(DATA EXTRACT begins)
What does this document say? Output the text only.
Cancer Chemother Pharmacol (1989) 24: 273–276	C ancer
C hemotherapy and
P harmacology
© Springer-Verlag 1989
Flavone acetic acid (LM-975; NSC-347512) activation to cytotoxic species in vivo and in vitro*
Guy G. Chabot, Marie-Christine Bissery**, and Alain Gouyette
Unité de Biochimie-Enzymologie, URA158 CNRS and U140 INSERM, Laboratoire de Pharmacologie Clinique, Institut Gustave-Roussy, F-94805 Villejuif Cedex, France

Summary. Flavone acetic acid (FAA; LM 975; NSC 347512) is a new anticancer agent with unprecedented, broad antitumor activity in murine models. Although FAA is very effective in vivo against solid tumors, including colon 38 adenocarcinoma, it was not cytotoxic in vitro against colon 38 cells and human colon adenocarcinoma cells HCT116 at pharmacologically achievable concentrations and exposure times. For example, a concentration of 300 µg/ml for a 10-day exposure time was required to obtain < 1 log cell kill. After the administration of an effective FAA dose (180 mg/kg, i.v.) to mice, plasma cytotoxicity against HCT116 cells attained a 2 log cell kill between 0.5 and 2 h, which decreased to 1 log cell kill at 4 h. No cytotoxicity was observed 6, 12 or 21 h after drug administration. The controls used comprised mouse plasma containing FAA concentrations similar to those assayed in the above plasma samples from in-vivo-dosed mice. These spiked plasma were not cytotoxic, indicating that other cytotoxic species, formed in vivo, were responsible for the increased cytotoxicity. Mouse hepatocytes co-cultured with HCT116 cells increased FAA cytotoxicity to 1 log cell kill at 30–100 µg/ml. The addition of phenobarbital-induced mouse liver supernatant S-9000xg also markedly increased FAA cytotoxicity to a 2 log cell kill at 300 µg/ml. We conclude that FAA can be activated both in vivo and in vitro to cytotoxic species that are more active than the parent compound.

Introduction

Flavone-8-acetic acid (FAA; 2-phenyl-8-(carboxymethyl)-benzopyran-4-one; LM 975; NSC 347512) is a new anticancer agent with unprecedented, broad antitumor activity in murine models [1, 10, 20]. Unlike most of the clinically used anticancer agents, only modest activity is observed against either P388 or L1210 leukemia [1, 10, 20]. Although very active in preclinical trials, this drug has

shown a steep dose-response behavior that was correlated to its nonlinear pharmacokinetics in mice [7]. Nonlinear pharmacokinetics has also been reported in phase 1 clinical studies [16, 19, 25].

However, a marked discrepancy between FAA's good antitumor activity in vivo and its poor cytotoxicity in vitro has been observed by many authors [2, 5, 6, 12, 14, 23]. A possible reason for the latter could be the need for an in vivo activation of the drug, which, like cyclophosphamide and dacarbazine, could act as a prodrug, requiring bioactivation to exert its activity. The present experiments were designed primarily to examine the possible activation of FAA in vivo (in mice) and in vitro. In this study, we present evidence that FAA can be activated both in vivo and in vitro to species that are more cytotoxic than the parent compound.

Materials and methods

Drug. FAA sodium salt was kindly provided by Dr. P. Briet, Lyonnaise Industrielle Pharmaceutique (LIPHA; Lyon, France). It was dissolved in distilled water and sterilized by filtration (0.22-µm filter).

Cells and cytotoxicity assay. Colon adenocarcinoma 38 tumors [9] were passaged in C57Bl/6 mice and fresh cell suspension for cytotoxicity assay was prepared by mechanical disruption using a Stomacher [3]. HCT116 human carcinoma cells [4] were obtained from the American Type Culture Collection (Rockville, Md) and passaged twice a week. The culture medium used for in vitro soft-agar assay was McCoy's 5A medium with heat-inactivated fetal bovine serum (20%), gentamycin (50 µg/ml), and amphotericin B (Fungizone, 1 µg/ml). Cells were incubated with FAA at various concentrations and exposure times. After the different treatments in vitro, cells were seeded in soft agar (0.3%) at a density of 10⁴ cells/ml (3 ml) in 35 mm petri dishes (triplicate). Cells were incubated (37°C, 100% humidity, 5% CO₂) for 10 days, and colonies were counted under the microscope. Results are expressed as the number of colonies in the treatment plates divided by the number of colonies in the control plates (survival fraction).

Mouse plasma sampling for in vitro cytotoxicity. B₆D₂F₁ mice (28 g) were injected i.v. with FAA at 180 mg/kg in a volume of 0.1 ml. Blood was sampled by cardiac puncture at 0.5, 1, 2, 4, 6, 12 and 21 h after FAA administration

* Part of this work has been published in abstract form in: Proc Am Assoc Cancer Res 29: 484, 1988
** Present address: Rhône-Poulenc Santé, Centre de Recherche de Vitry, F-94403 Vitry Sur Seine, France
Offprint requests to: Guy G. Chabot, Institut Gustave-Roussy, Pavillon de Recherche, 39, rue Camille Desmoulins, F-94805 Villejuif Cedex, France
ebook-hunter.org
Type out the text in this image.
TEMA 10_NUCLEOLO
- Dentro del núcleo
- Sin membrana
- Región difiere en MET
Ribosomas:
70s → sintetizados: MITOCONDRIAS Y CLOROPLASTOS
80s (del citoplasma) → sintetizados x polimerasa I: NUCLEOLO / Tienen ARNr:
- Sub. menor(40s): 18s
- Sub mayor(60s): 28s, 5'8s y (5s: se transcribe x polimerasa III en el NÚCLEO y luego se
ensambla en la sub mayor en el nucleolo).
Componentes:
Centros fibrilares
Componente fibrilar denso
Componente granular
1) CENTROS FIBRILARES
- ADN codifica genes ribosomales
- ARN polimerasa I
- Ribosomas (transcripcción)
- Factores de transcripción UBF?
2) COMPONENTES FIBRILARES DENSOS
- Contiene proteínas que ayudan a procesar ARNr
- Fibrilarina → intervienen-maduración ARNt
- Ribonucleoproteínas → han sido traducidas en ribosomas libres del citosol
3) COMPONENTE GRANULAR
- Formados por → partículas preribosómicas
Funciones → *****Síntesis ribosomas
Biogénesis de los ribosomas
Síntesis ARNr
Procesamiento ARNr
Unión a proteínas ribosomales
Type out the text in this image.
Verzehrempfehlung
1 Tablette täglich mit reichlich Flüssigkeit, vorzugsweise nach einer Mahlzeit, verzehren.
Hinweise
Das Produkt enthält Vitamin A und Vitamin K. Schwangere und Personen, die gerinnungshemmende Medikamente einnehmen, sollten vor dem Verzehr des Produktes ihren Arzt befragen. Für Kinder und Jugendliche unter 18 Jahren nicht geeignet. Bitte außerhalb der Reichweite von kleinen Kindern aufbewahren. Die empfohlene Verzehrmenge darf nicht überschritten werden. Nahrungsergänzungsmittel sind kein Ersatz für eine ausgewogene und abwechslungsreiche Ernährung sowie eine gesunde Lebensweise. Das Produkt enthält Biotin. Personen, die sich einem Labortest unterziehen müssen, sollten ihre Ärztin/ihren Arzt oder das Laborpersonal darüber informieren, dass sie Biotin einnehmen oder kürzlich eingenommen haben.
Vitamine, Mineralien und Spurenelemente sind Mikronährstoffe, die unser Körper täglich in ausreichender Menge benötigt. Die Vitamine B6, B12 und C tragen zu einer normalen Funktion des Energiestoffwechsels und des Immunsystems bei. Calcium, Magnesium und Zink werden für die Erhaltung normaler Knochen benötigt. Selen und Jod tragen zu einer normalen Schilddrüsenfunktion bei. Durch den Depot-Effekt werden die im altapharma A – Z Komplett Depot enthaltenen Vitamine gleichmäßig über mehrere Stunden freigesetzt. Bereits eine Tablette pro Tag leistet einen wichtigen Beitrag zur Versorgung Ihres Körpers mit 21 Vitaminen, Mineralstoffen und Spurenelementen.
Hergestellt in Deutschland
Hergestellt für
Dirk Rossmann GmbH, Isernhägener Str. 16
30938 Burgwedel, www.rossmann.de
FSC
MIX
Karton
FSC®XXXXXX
(DATA EXTRACT ends)
ABOUT THIS TASK: Output all of the records above unchanged.

WRITTEN SOLUTION:
What does this document say? Output the text only.
Cancer Chemother Pharmacol (1989) 24: 273–276	C ancer
C hemotherapy and
P harmacology
© Springer-Verlag 1989
Flavone acetic acid (LM-975; NSC-347512) activation to cytotoxic species in vivo and in vitro*
Guy G. Chabot, Marie-Christine Bissery**, and Alain Gouyette
Unité de Biochimie-Enzymologie, URA158 CNRS and U140 INSERM, Laboratoire de Pharmacologie Clinique, Institut Gustave-Roussy, F-94805 Villejuif Cedex, France

Summary. Flavone acetic acid (FAA; LM 975; NSC 347512) is a new anticancer agent with unprecedented, broad antitumor activity in murine models. Although FAA is very effective in vivo against solid tumors, including colon 38 adenocarcinoma, it was not cytotoxic in vitro against colon 38 cells and human colon adenocarcinoma cells HCT116 at pharmacologically achievable concentrations and exposure times. For example, a concentration of 300 µg/ml for a 10-day exposure time was required to obtain < 1 log cell kill. After the administration of an effective FAA dose (180 mg/kg, i.v.) to mice, plasma cytotoxicity against HCT116 cells attained a 2 log cell kill between 0.5 and 2 h, which decreased to 1 log cell kill at 4 h. No cytotoxicity was observed 6, 12 or 21 h after drug administration. The controls used comprised mouse plasma containing FAA concentrations similar to those assayed in the above plasma samples from in-vivo-dosed mice. These spiked plasma were not cytotoxic, indicating that other cytotoxic species, formed in vivo, were responsible for the increased cytotoxicity. Mouse hepatocytes co-cultured with HCT116 cells increased FAA cytotoxicity to 1 log cell kill at 30–100 µg/ml. The addition of phenobarbital-induced mouse liver supernatant S-9000xg also markedly increased FAA cytotoxicity to a 2 log cell kill at 300 µg/ml. We conclude that FAA can be activated both in vivo and in vitro to cytotoxic species that are more active than the parent compound.

Introduction

Flavone-8-acetic acid (FAA; 2-phenyl-8-(carboxymethyl)-benzopyran-4-one; LM 975; NSC 347512) is a new anticancer agent with unprecedented, broad antitumor activity in murine models [1, 10, 20]. Unlike most of the clinically used anticancer agents, only modest activity is observed against either P388 or L1210 leukemia [1, 10, 20]. Although very active in preclinical trials, this drug has

shown a steep dose-response behavior that was correlated to its nonlinear pharmacokinetics in mice [7]. Nonlinear pharmacokinetics has also been reported in phase 1 clinical studies [16, 19, 25].

However, a marked discrepancy between FAA's good antitumor activity in vivo and its poor cytotoxicity in vitro has been observed by many authors [2, 5, 6, 12, 14, 23]. A possible reason for the latter could be the need for an in vivo activation of the drug, which, like cyclophosphamide and dacarbazine, could act as a prodrug, requiring bioactivation to exert its activity. The present experiments were designed primarily to examine the possible activation of FAA in vivo (in mice) and in vitro. In this study, we present evidence that FAA can be activated both in vivo and in vitro to species that are more cytotoxic than the parent compound.

Materials and methods

Drug. FAA sodium salt was kindly provided by Dr. P. Briet, Lyonnaise Industrielle Pharmaceutique (LIPHA; Lyon, France). It was dissolved in distilled water and sterilized by filtration (0.22-µm filter).

Cells and cytotoxicity assay. Colon adenocarcinoma 38 tumors [9] were passaged in C57Bl/6 mice and fresh cell suspension for cytotoxicity assay was prepared by mechanical disruption using a Stomacher [3]. HCT116 human carcinoma cells [4] were obtained from the American Type Culture Collection (Rockville, Md) and passaged twice a week. The culture medium used for in vitro soft-agar assay was McCoy's 5A medium with heat-inactivated fetal bovine serum (20%), gentamycin (50 µg/ml), and amphotericin B (Fungizone, 1 µg/ml). Cells were incubated with FAA at various concentrations and exposure times. After the different treatments in vitro, cells were seeded in soft agar (0.3%) at a density of 10⁴ cells/ml (3 ml) in 35 mm petri dishes (triplicate). Cells were incubated (37°C, 100% humidity, 5% CO₂) for 10 days, and colonies were counted under the microscope. Results are expressed as the number of colonies in the treatment plates divided by the number of colonies in the control plates (survival fraction).

Mouse plasma sampling for in vitro cytotoxicity. B₆D₂F₁ mice (28 g) were injected i.v. with FAA at 180 mg/kg in a volume of 0.1 ml. Blood was sampled by cardiac puncture at 0.5, 1, 2, 4, 6, 12 and 21 h after FAA administration

* Part of this work has been published in abstract form in: Proc Am Assoc Cancer Res 29: 484, 1988
** Present address: Rhône-Poulenc Santé, Centre de Recherche de Vitry, F-94403 Vitry Sur Seine, France
Offprint requests to: Guy G. Chabot, Institut Gustave-Roussy, Pavillon de Recherche, 39, rue Camille Desmoulins, F-94805 Villejuif Cedex, France
ebook-hunter.org
Type out the text in this image.
TEMA 10_NUCLEOLO
- Dentro del núcleo
- Sin membrana
- Región difiere en MET
Ribosomas:
70s → sintetizados: MITOCONDRIAS Y CLOROPLASTOS
80s (del citoplasma) → sintetizados x polimerasa I: NUCLEOLO / Tienen ARNr:
- Sub. menor(40s): 18s
- Sub mayor(60s): 28s, 5'8s y (5s: se transcribe x polimerasa III en el NÚCLEO y luego se
ensambla en la sub mayor en el nucleolo).
Componentes:
Centros fibrilares
Componente fibrilar denso
Componente granular
1) CENTROS FIBRILARES
- ADN codifica genes ribosomales
- ARN polimerasa I
- Ribosomas (transcripcción)
- Factores de transcripción UBF?
2) COMPONENTES FIBRILARES DENSOS
- Contiene proteínas que ayudan a procesar ARNr
- Fibrilarina → intervienen-maduración ARNt
- Ribonucleoproteínas → han sido traducidas en ribosomas libres del citosol
3) COMPONENTE GRANULAR
- Formados por → partículas preribosómicas
Funciones → *****Síntesis ribosomas
Biogénesis de los ribosomas
Síntesis ARNr
Procesamiento ARNr
Unión a proteínas ribosomales
Type out the text in this image.
Verzehrempfehlung
1 Tablette täglich mit reichlich Flüssigkeit, vorzugsweise nach einer Mahlzeit, verzehren.
Hinweise
Das Produkt enthält Vitamin A und Vitamin K. Schwangere und Personen, die gerinnungshemmende Medikamente einnehmen, sollten vor dem Verzehr des Produktes ihren Arzt befragen. Für Kinder und Jugendliche unter 18 Jahren nicht geeignet. Bitte außerhalb der Reichweite von kleinen Kindern aufbewahren. Die empfohlene Verzehrmenge darf nicht überschritten werden. Nahrungsergänzungsmittel sind kein Ersatz für eine ausgewogene und abwechslungsreiche Ernährung sowie eine gesunde Lebensweise. Das Produkt enthält Biotin. Personen, die sich einem Labortest unterziehen müssen, sollten ihre Ärztin/ihren Arzt oder das Laborpersonal darüber informieren, dass sie Biotin einnehmen oder kürzlich eingenommen haben.
Vitamine, Mineralien und Spurenelemente sind Mikronährstoffe, die unser Körper täglich in ausreichender Menge benötigt. Die Vitamine B6, B12 und C tragen zu einer normalen Funktion des Energiestoffwechsels und des Immunsystems bei. Calcium, Magnesium und Zink werden für die Erhaltung normaler Knochen benötigt. Selen und Jod tragen zu einer normalen Schilddrüsenfunktion bei. Durch den Depot-Effekt werden die im altapharma A – Z Komplett Depot enthaltenen Vitamine gleichmäßig über mehrere Stunden freigesetzt. Bereits eine Tablette pro Tag leistet einen wichtigen Beitrag zur Versorgung Ihres Körpers mit 21 Vitaminen, Mineralstoffen und Spurenelementen.
Hergestellt in Deutschland
Hergestellt für
Dirk Rossmann GmbH, Isernhägener Str. 16
30938 Burgwedel, www.rossmann.de
FSC
MIX
Karton
FSC®XXXXXX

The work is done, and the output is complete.